# Entries shown:

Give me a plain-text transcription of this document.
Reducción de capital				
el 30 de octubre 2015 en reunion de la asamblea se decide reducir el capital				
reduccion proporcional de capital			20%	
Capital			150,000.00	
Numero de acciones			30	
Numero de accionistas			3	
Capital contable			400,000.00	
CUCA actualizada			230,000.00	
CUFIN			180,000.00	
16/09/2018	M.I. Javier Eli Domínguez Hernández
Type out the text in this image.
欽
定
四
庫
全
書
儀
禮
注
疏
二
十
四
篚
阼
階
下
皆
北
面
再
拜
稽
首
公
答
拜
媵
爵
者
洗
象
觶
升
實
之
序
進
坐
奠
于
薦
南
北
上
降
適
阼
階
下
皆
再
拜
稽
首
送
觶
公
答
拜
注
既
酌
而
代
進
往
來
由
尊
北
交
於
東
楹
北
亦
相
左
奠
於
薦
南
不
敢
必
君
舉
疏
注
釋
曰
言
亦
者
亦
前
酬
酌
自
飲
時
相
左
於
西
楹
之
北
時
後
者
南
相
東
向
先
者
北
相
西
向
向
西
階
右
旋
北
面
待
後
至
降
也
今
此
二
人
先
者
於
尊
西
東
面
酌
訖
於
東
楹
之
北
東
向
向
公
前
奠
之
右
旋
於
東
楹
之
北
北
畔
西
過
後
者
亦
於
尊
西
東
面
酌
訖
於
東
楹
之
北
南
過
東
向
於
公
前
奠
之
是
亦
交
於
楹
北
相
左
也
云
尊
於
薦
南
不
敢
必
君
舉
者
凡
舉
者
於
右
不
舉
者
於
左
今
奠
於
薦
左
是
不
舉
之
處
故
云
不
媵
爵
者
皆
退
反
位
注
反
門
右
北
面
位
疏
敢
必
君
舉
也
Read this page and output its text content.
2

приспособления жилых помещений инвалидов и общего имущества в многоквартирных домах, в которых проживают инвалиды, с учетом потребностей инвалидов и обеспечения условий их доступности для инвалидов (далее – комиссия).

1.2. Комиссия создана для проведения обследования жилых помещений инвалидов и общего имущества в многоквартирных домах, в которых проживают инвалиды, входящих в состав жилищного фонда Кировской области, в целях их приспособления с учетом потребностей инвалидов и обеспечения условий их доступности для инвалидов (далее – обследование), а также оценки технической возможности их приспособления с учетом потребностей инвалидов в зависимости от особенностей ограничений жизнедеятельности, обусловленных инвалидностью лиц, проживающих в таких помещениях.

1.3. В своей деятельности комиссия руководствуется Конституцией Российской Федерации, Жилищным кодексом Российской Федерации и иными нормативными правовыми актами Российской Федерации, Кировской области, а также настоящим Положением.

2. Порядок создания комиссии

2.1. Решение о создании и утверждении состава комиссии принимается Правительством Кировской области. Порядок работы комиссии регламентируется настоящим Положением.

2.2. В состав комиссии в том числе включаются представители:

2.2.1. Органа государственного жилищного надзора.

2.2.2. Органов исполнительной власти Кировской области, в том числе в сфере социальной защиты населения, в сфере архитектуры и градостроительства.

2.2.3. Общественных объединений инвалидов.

# Brief:
Calculate how many lines of the material include the string "потребностей", and state that number by itself.

# Exercise response:
2